### Work to do
Will you quote each line of the records below word for word, leaving the pictures out?

### Source data

= = = =

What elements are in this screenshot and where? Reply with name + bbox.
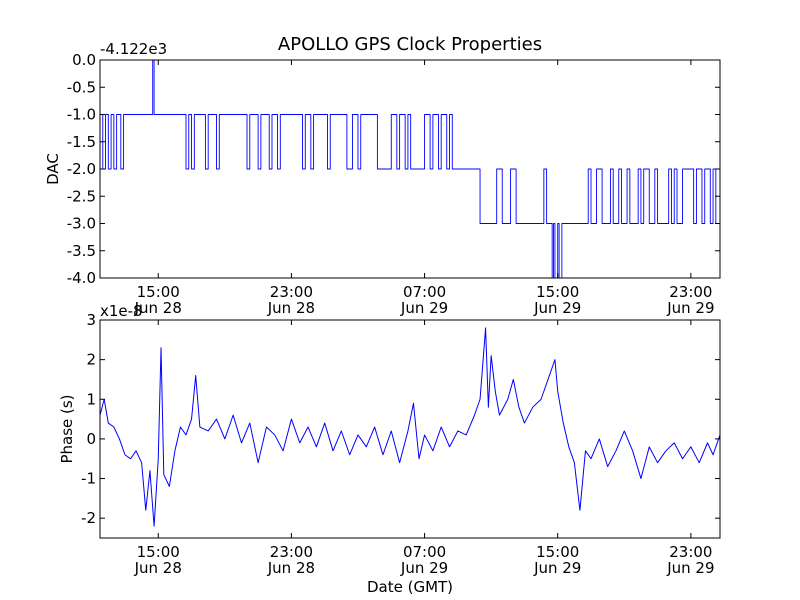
chart-title: APOLLO GPS Clock Properties [278,34,542,55]
dac-xtick-label-date: Jun 28 [134,299,182,317]
phase-ytick-label: 1 [86,390,96,408]
dac-ytick-label: -2.5 [67,187,96,205]
phase-series-line [100,327,720,527]
dac-ytick-label: -1.0 [67,106,96,124]
phase-xtick-label-time: 23:00 [669,543,712,561]
phase-ytick-label: 0 [86,430,96,448]
dac-xtick-label-time: 15:00 [137,283,180,301]
phase-offset-text: x1e-8 [100,302,143,320]
phase-xtick-label-date: Jun 28 [134,559,182,577]
phase-xtick-label-time: 15:00 [536,543,579,561]
dac-ytick-label: -4.0 [67,269,96,287]
dac-xtick-label-date: Jun 29 [400,299,448,317]
dac-ytick-label: 0.0 [72,51,96,69]
dac-ytick-label: -3.0 [67,215,96,233]
dac-xtick-label-time: 07:00 [403,283,446,301]
phase-ytick-label: 3 [86,311,96,329]
dac-ytick-label: -3.5 [67,242,96,260]
dac-ticks: 0.0 -0.5 -1.0 -1.5 -2.0 -2.5 -3.0 -3.5 -4.0 15:00… [67,51,720,317]
dac-panel: 0.0 -0.5 -1.0 -1.5 -2.0 -2.5 -3.0 -3.5 -4.0 15:00… [44,40,721,317]
dac-xtick-label-time: 23:00 [669,283,712,301]
dac-offset-text: -4.122e3 [100,40,167,58]
dac-xtick-label-date: Jun 29 [533,299,581,317]
phase-ylabel: Phase (s) [58,394,76,463]
phase-xtick-label-time: 15:00 [137,543,180,561]
dac-xtick-label-time: 23:00 [270,283,313,301]
dac-xtick-label-time: 15:00 [536,283,579,301]
dac-xtick-label-date: Jun 29 [666,299,714,317]
phase-xtick-label-date: Jun 29 [400,559,448,577]
dac-ytick-label: -2.0 [67,160,96,178]
dac-series-line [100,60,720,278]
dac-ytick-label: -0.5 [67,78,96,96]
phase-xtick-label-date: Jun 28 [267,559,315,577]
phase-ytick-label: -2 [81,509,96,527]
dac-line-group [100,60,720,278]
phase-ytick-label: -1 [81,470,96,488]
dac-xtick-label-date: Jun 28 [267,299,315,317]
phase-xlabel: Date (GMT) [367,578,453,596]
phase-xtick-label-date: Jun 29 [666,559,714,577]
phase-axes-frame [99,319,721,539]
phase-ytick-label: 2 [86,351,96,369]
phase-xtick-label-time: 07:00 [403,543,446,561]
dac-ytick-label: -1.5 [67,133,96,151]
phase-xtick-label-time: 23:00 [270,543,313,561]
phase-xtick-label-date: Jun 29 [533,559,581,577]
dac-ylabel: DAC [44,153,62,185]
phase-line-group [100,327,720,527]
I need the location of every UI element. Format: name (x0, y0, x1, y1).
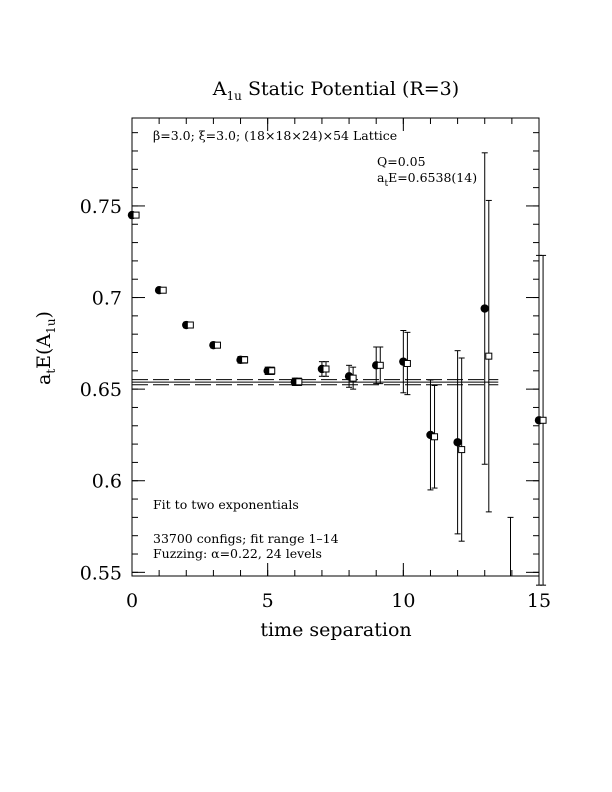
x-tick-label: 15 (527, 590, 551, 612)
data-point-circle (480, 304, 489, 313)
y-label-t: t (44, 369, 58, 374)
data-point-square (349, 374, 357, 382)
data-point-square (295, 378, 303, 386)
error-bars (129, 152, 547, 586)
chart-title-base: A (212, 78, 227, 100)
y-tick-label: 0.65 (80, 379, 122, 401)
data-point-square (485, 352, 493, 360)
energy-rest: E=0.6538(14) (388, 170, 477, 185)
data-markers (127, 210, 547, 454)
data-point-square (458, 446, 466, 454)
y-label-sub: 1u (44, 318, 58, 334)
data-point-square (376, 361, 384, 369)
x-tick-label: 0 (126, 590, 138, 612)
data-point-square (322, 365, 330, 373)
chart-title: A1u Static Potential (R=3) (212, 78, 459, 103)
data-point-square (403, 359, 411, 367)
energy-annotation: atE=0.6538(14) (377, 170, 477, 189)
y-tick-label: 0.7 (92, 288, 122, 310)
fit-annotation: Fit to two exponentials (153, 497, 299, 512)
fuzzing-annotation: Fuzzing: α=0.22, 24 levels (153, 546, 322, 561)
data-point-square (186, 321, 194, 329)
data-point-square (213, 341, 221, 349)
y-label-e: E(A (33, 334, 55, 369)
data-point-square (539, 416, 547, 424)
axis-tick-labels: 0 5 10 15 0.55 0.6 0.65 0.7 0.75 (80, 196, 551, 612)
q-value-annotation: Q=0.05 (377, 154, 426, 169)
y-label-a: a (33, 374, 55, 385)
chart-title-sub: 1u (227, 89, 243, 103)
data-point-square (132, 211, 140, 219)
data-point-square (159, 286, 167, 294)
y-axis-label: atE(A1u) (33, 311, 58, 385)
y-tick-label: 0.6 (92, 471, 122, 493)
fit-band (132, 379, 499, 386)
chart-title-rest: Static Potential (R=3) (242, 78, 459, 100)
lattice-annotation: β=3.0; ξ=3.0; (18×18×24)×54 Lattice (153, 128, 397, 143)
x-tick-label: 10 (391, 590, 415, 612)
y-tick-label: 0.55 (80, 562, 122, 584)
y-label-close: ) (33, 311, 55, 318)
energy-sub: t (384, 179, 388, 189)
axis-ticks (131, 118, 540, 576)
x-axis-label: time separation (260, 619, 411, 641)
data-point-square (241, 356, 249, 364)
data-point-square (431, 433, 439, 441)
energy-prefix: a (377, 170, 385, 185)
x-tick-label: 5 (262, 590, 274, 612)
y-tick-label: 0.75 (80, 196, 122, 218)
data-point-square (268, 367, 276, 375)
configs-annotation: 33700 configs; fit range 1–14 (153, 531, 339, 546)
data-point-circle (453, 438, 462, 447)
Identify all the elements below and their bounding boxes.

= = = =

### Completed task
What elements are in this screenshot and where? Reply with name + bbox.
chart-title: APOLLO GPS Clock Properties [278,34,542,55]
dac-xtick-label-date: Jun 28 [134,299,182,317]
phase-ytick-label: 1 [86,390,96,408]
dac-ytick-label: -2.5 [67,187,96,205]
phase-series-line [100,327,720,527]
dac-ytick-label: -1.0 [67,106,96,124]
phase-xtick-label-time: 23:00 [669,543,712,561]
phase-ytick-label: 0 [86,430,96,448]
dac-xtick-label-time: 15:00 [137,283,180,301]
phase-offset-text: x1e-8 [100,302,143,320]
phase-xtick-label-date: Jun 28 [134,559,182,577]
phase-xtick-label-time: 15:00 [536,543,579,561]
dac-ytick-label: -4.0 [67,269,96,287]
dac-xtick-label-date: Jun 29 [400,299,448,317]
dac-ytick-label: 0.0 [72,51,96,69]
dac-ytick-label: -3.0 [67,215,96,233]
dac-xtick-label-time: 07:00 [403,283,446,301]
phase-ytick-label: 3 [86,311,96,329]
dac-ytick-label: -3.5 [67,242,96,260]
dac-ticks: 0.0 -0.5 -1.0 -1.5 -2.0 -2.5 -3.0 -3.5 -4.0 15:00… [67,51,720,317]
dac-panel: 0.0 -0.5 -1.0 -1.5 -2.0 -2.5 -3.0 -3.5 -4.0 15:00… [44,40,721,317]
dac-xtick-label-time: 23:00 [669,283,712,301]
dac-offset-text: -4.122e3 [100,40,167,58]
dac-xtick-label-date: Jun 29 [533,299,581,317]
phase-ylabel: Phase (s) [58,394,76,463]
phase-xtick-label-time: 15:00 [137,543,180,561]
dac-xtick-label-time: 23:00 [270,283,313,301]
dac-xtick-label-time: 15:00 [536,283,579,301]
dac-xtick-label-date: Jun 29 [666,299,714,317]
phase-xtick-label-date: Jun 29 [400,559,448,577]
dac-ytick-label: -2.0 [67,160,96,178]
dac-series-line [100,60,720,278]
dac-ytick-label: -0.5 [67,78,96,96]
phase-xtick-label-date: Jun 28 [267,559,315,577]
phase-ytick-label: -2 [81,509,96,527]
dac-line-group [100,60,720,278]
phase-ytick-label: -1 [81,470,96,488]
dac-xtick-label-date: Jun 28 [267,299,315,317]
phase-xlabel: Date (GMT) [367,578,453,596]
phase-xtick-label-date: Jun 29 [666,559,714,577]
phase-axes-frame [99,319,721,539]
phase-ytick-label: 2 [86,351,96,369]
phase-xtick-label-time: 07:00 [403,543,446,561]
dac-ytick-label: -1.5 [67,133,96,151]
phase-xtick-label-time: 23:00 [270,543,313,561]
phase-xtick-label-date: Jun 29 [533,559,581,577]
dac-ylabel: DAC [44,153,62,185]
phase-line-group [100,327,720,527]
I need the location of every UI element. Format: name (x0, y0, x1, y1).
x-tick-label: 15 (527, 590, 551, 612)
data-point-circle (480, 304, 489, 313)
y-label-t: t (44, 369, 58, 374)
data-point-square (349, 374, 357, 382)
data-point-square (295, 378, 303, 386)
error-bars (129, 152, 547, 586)
chart-title-base: A (212, 78, 227, 100)
y-tick-label: 0.65 (80, 379, 122, 401)
data-point-square (485, 352, 493, 360)
energy-rest: E=0.6538(14) (388, 170, 477, 185)
data-markers (127, 210, 547, 454)
data-point-square (458, 446, 466, 454)
y-label-sub: 1u (44, 318, 58, 334)
data-point-square (376, 361, 384, 369)
x-tick-label: 0 (126, 590, 138, 612)
data-point-square (322, 365, 330, 373)
chart-title: A1u Static Potential (R=3) (212, 78, 459, 103)
data-point-square (403, 359, 411, 367)
energy-annotation: atE=0.6538(14) (377, 170, 477, 189)
y-tick-label: 0.7 (92, 288, 122, 310)
fit-annotation: Fit to two exponentials (153, 497, 299, 512)
fuzzing-annotation: Fuzzing: α=0.22, 24 levels (153, 546, 322, 561)
data-point-square (186, 321, 194, 329)
data-point-square (213, 341, 221, 349)
y-label-e: E(A (33, 334, 55, 369)
data-point-square (539, 416, 547, 424)
axis-tick-labels: 0 5 10 15 0.55 0.6 0.65 0.7 0.75 (80, 196, 551, 612)
q-value-annotation: Q=0.05 (377, 154, 426, 169)
y-label-a: a (33, 374, 55, 385)
chart-title-sub: 1u (227, 89, 243, 103)
data-point-square (132, 211, 140, 219)
data-point-square (159, 286, 167, 294)
y-axis-label: atE(A1u) (33, 311, 58, 385)
y-tick-label: 0.6 (92, 471, 122, 493)
fit-band (132, 379, 499, 386)
chart-title-rest: Static Potential (R=3) (242, 78, 459, 100)
lattice-annotation: β=3.0; ξ=3.0; (18×18×24)×54 Lattice (153, 128, 397, 143)
x-tick-label: 10 (391, 590, 415, 612)
y-tick-label: 0.55 (80, 562, 122, 584)
y-label-close: ) (33, 311, 55, 318)
energy-sub: t (384, 179, 388, 189)
axis-ticks (131, 118, 540, 576)
x-axis-label: time separation (260, 619, 411, 641)
data-point-square (241, 356, 249, 364)
data-point-square (431, 433, 439, 441)
energy-prefix: a (377, 170, 385, 185)
x-tick-label: 5 (262, 590, 274, 612)
y-tick-label: 0.75 (80, 196, 122, 218)
data-point-square (268, 367, 276, 375)
configs-annotation: 33700 configs; fit range 1–14 (153, 531, 339, 546)
data-point-circle (453, 438, 462, 447)
Identify all the elements below and their bounding boxes.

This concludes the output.